» **INSTRUCTIONS FOR THE TASK**:
Copy each line below that contains "openings".

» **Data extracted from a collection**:
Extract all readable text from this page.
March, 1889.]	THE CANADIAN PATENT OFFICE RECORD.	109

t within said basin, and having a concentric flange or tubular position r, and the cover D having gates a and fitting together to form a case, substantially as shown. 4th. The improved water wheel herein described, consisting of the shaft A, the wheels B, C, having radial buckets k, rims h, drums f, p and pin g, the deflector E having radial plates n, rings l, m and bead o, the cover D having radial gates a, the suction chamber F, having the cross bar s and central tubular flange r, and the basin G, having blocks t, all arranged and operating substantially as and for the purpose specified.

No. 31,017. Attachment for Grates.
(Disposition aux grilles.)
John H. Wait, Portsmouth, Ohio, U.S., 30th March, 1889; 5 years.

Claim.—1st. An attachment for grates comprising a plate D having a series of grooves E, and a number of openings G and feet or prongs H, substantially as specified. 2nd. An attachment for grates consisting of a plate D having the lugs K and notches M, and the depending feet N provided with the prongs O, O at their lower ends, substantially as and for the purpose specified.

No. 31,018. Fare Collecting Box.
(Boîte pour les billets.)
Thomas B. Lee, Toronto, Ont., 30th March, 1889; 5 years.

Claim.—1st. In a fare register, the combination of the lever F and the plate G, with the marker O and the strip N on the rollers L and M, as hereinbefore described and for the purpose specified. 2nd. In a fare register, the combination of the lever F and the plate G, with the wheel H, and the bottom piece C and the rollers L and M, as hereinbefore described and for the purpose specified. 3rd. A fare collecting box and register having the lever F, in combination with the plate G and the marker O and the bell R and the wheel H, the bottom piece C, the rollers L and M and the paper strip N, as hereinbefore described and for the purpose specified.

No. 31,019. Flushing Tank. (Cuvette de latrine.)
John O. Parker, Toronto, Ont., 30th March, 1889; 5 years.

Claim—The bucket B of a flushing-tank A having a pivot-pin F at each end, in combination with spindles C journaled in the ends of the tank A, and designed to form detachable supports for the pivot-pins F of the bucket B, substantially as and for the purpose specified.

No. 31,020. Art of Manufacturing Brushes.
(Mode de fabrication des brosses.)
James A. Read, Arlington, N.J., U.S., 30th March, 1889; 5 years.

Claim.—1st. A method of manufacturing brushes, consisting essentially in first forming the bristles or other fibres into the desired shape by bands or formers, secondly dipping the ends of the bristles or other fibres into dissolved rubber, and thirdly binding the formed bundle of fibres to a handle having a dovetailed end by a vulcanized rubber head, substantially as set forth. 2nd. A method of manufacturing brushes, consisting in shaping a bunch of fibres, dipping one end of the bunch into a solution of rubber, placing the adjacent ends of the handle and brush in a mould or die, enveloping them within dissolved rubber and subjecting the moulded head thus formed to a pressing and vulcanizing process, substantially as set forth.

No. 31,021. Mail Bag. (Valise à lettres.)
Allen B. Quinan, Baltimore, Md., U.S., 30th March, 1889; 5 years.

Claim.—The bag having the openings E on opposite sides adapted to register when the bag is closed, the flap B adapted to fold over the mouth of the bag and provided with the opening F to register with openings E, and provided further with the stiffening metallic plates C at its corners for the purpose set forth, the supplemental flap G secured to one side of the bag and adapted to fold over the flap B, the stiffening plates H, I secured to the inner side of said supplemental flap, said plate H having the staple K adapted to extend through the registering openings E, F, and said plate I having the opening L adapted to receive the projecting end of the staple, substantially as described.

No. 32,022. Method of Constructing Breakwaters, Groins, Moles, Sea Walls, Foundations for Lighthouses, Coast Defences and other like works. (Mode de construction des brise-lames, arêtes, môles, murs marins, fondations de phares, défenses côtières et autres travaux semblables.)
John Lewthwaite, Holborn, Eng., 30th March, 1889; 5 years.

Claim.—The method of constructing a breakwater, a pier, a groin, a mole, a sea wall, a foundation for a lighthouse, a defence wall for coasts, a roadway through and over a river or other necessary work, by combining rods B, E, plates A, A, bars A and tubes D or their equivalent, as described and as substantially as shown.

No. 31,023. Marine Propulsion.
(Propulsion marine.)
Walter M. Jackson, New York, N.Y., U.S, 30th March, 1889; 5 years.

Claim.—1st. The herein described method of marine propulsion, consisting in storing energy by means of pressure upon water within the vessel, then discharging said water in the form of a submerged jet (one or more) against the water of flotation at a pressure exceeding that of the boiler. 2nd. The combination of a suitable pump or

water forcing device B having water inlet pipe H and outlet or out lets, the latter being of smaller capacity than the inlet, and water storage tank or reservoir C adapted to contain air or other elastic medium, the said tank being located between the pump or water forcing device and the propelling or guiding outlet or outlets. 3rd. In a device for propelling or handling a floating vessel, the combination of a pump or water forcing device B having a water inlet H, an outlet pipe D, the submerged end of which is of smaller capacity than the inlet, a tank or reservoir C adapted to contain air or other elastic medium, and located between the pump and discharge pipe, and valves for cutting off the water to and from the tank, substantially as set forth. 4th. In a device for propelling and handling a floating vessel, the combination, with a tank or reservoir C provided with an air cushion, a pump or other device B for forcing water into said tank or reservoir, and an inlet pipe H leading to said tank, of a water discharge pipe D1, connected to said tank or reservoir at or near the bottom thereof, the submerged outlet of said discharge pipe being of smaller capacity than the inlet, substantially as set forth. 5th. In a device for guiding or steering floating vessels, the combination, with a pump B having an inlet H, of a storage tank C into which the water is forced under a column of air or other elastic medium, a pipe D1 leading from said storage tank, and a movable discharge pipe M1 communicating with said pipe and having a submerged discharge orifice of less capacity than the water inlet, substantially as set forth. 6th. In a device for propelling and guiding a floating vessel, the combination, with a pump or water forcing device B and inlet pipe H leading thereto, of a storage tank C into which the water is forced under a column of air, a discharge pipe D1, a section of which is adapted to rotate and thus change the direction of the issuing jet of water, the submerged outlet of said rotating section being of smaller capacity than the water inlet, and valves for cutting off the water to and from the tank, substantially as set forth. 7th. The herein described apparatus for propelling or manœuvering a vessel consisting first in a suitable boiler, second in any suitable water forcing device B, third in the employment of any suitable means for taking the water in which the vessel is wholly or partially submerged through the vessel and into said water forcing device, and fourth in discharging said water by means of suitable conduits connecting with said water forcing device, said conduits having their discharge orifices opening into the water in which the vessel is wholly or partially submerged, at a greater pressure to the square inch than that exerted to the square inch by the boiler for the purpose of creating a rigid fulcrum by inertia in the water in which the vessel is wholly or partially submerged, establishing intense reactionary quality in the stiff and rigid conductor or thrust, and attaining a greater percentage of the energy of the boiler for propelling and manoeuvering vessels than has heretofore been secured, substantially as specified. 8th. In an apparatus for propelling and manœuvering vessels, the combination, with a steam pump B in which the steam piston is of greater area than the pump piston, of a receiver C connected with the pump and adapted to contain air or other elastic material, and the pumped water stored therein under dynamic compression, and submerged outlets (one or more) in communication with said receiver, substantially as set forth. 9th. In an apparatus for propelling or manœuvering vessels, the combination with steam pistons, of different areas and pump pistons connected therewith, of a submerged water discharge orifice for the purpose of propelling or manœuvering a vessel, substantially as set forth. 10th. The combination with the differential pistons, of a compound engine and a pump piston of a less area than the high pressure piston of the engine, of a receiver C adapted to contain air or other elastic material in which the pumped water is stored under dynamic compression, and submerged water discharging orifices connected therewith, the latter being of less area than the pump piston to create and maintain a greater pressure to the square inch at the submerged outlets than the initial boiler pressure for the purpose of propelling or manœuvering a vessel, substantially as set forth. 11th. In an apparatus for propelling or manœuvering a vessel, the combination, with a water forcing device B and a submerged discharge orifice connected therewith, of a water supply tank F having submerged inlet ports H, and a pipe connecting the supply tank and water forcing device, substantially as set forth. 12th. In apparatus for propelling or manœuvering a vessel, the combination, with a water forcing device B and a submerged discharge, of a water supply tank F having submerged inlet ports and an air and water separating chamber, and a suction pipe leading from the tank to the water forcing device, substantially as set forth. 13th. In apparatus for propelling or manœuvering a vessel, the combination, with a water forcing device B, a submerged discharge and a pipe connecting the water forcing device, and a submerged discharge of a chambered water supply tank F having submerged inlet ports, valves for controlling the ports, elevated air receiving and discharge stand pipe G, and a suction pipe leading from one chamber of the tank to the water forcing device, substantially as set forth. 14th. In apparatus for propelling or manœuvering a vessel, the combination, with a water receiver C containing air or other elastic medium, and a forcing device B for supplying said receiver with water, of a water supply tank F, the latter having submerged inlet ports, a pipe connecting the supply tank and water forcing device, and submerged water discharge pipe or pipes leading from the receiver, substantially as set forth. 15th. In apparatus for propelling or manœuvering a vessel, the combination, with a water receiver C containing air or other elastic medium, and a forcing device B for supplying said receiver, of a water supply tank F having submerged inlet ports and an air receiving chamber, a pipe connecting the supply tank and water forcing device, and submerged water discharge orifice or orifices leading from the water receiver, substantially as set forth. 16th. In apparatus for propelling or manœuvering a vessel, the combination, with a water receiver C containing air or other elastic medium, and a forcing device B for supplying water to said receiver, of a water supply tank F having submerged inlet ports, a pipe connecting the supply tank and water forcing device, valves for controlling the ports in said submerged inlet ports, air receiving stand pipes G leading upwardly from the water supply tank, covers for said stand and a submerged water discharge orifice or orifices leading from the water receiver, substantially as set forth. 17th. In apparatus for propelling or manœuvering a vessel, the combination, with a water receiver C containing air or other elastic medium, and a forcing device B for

» **REPLY**:
Claim.—1st. An attachment for grates comprising a plate D having a series of grooves E, and a number of openings G and feet or prongs H, substantially as specified. 2nd. An attachment for grates consisting of a plate D having the lugs K and notches M, and the depending feet N provided with the prongs O, O at their lower ends, substantially as and for the purpose specified.
Claim.—The bag having the openings E on opposite sides adapted to register when the bag is closed, the flap B adapted to fold over the mouth of the bag and provided with the opening F to register with openings E, and provided further with the stiffening metallic plates C at its corners for the purpose set forth, the supplemental flap G secured to one side of the bag and adapted to fold over the flap B, the stiffening plates H, I secured to the inner side of said supplemental flap, said plate H having the staple K adapted to extend through the registering openings E, F, and said plate I having the opening L adapted to receive the projecting end of the staple, substantially as described.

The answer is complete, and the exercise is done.